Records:
· · · ·
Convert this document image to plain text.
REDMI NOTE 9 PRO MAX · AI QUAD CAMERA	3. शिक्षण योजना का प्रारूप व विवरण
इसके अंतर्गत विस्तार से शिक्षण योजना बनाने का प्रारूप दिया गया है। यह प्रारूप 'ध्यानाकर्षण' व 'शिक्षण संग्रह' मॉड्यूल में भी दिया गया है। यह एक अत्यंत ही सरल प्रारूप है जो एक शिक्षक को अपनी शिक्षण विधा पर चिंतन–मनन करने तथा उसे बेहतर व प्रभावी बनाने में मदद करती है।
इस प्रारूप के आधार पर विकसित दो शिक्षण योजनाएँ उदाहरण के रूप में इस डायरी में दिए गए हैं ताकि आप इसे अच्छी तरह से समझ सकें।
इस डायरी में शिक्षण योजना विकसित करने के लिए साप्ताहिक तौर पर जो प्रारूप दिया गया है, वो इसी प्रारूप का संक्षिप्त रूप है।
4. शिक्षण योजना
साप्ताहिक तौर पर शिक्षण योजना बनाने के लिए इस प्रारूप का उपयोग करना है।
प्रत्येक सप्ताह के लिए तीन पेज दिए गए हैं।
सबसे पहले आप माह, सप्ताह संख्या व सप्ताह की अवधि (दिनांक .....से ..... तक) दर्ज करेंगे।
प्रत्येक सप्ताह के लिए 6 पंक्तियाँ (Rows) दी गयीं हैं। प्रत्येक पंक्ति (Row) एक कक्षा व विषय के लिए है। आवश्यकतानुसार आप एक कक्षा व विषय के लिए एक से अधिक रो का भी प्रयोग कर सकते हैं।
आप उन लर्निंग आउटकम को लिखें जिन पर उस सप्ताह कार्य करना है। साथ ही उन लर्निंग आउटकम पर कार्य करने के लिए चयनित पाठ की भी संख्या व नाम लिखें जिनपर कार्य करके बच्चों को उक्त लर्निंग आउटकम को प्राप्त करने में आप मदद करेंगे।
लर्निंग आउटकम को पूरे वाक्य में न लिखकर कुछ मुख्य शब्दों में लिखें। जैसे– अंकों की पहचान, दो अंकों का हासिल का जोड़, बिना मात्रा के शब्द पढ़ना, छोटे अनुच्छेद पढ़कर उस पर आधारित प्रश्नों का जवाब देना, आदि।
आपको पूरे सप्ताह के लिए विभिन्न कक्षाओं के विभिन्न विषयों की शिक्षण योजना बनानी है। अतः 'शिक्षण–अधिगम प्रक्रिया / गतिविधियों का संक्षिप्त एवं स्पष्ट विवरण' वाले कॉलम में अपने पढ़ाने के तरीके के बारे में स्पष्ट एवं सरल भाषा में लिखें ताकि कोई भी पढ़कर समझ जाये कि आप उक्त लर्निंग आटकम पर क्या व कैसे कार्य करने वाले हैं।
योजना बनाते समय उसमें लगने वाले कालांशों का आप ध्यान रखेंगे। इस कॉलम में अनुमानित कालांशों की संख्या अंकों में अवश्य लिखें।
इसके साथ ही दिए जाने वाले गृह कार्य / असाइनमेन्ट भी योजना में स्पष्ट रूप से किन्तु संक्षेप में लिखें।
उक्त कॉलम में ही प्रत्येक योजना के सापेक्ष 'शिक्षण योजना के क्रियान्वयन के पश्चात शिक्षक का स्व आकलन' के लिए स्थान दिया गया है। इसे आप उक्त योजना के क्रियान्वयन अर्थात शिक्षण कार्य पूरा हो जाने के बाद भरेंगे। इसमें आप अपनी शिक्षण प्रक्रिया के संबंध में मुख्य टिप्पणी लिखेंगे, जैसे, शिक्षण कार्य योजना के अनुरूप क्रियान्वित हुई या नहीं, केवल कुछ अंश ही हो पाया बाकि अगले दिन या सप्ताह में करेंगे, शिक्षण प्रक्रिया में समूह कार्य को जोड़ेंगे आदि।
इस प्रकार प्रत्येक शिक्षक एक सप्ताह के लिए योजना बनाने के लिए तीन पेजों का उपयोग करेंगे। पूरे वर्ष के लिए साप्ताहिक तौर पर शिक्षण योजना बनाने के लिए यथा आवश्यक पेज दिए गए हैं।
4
· · · ·
> _Given task_: Reproduce every record, matching each line exactly.

> _Expected answer_:
Convert this document image to plain text.
REDMI NOTE 9 PRO MAX · AI QUAD CAMERA	3. शिक्षण योजना का प्रारूप व विवरण
इसके अंतर्गत विस्तार से शिक्षण योजना बनाने का प्रारूप दिया गया है। यह प्रारूप 'ध्यानाकर्षण' व 'शिक्षण संग्रह' मॉड्यूल में भी दिया गया है। यह एक अत्यंत ही सरल प्रारूप है जो एक शिक्षक को अपनी शिक्षण विधा पर चिंतन–मनन करने तथा उसे बेहतर व प्रभावी बनाने में मदद करती है।
इस प्रारूप के आधार पर विकसित दो शिक्षण योजनाएँ उदाहरण के रूप में इस डायरी में दिए गए हैं ताकि आप इसे अच्छी तरह से समझ सकें।
इस डायरी में शिक्षण योजना विकसित करने के लिए साप्ताहिक तौर पर जो प्रारूप दिया गया है, वो इसी प्रारूप का संक्षिप्त रूप है।
4. शिक्षण योजना
साप्ताहिक तौर पर शिक्षण योजना बनाने के लिए इस प्रारूप का उपयोग करना है।
प्रत्येक सप्ताह के लिए तीन पेज दिए गए हैं।
सबसे पहले आप माह, सप्ताह संख्या व सप्ताह की अवधि (दिनांक .....से ..... तक) दर्ज करेंगे।
प्रत्येक सप्ताह के लिए 6 पंक्तियाँ (Rows) दी गयीं हैं। प्रत्येक पंक्ति (Row) एक कक्षा व विषय के लिए है। आवश्यकतानुसार आप एक कक्षा व विषय के लिए एक से अधिक रो का भी प्रयोग कर सकते हैं।
आप उन लर्निंग आउटकम को लिखें जिन पर उस सप्ताह कार्य करना है। साथ ही उन लर्निंग आउटकम पर कार्य करने के लिए चयनित पाठ की भी संख्या व नाम लिखें जिनपर कार्य करके बच्चों को उक्त लर्निंग आउटकम को प्राप्त करने में आप मदद करेंगे।
लर्निंग आउटकम को पूरे वाक्य में न लिखकर कुछ मुख्य शब्दों में लिखें। जैसे– अंकों की पहचान, दो अंकों का हासिल का जोड़, बिना मात्रा के शब्द पढ़ना, छोटे अनुच्छेद पढ़कर उस पर आधारित प्रश्नों का जवाब देना, आदि।
आपको पूरे सप्ताह के लिए विभिन्न कक्षाओं के विभिन्न विषयों की शिक्षण योजना बनानी है। अतः 'शिक्षण–अधिगम प्रक्रिया / गतिविधियों का संक्षिप्त एवं स्पष्ट विवरण' वाले कॉलम में अपने पढ़ाने के तरीके के बारे में स्पष्ट एवं सरल भाषा में लिखें ताकि कोई भी पढ़कर समझ जाये कि आप उक्त लर्निंग आटकम पर क्या व कैसे कार्य करने वाले हैं।
योजना बनाते समय उसमें लगने वाले कालांशों का आप ध्यान रखेंगे। इस कॉलम में अनुमानित कालांशों की संख्या अंकों में अवश्य लिखें।
इसके साथ ही दिए जाने वाले गृह कार्य / असाइनमेन्ट भी योजना में स्पष्ट रूप से किन्तु संक्षेप में लिखें।
उक्त कॉलम में ही प्रत्येक योजना के सापेक्ष 'शिक्षण योजना के क्रियान्वयन के पश्चात शिक्षक का स्व आकलन' के लिए स्थान दिया गया है। इसे आप उक्त योजना के क्रियान्वयन अर्थात शिक्षण कार्य पूरा हो जाने के बाद भरेंगे। इसमें आप अपनी शिक्षण प्रक्रिया के संबंध में मुख्य टिप्पणी लिखेंगे, जैसे, शिक्षण कार्य योजना के अनुरूप क्रियान्वित हुई या नहीं, केवल कुछ अंश ही हो पाया बाकि अगले दिन या सप्ताह में करेंगे, शिक्षण प्रक्रिया में समूह कार्य को जोड़ेंगे आदि।
इस प्रकार प्रत्येक शिक्षक एक सप्ताह के लिए योजना बनाने के लिए तीन पेजों का उपयोग करेंगे। पूरे वर्ष के लिए साप्ताहिक तौर पर शिक्षण योजना बनाने के लिए यथा आवश्यक पेज दिए गए हैं।
4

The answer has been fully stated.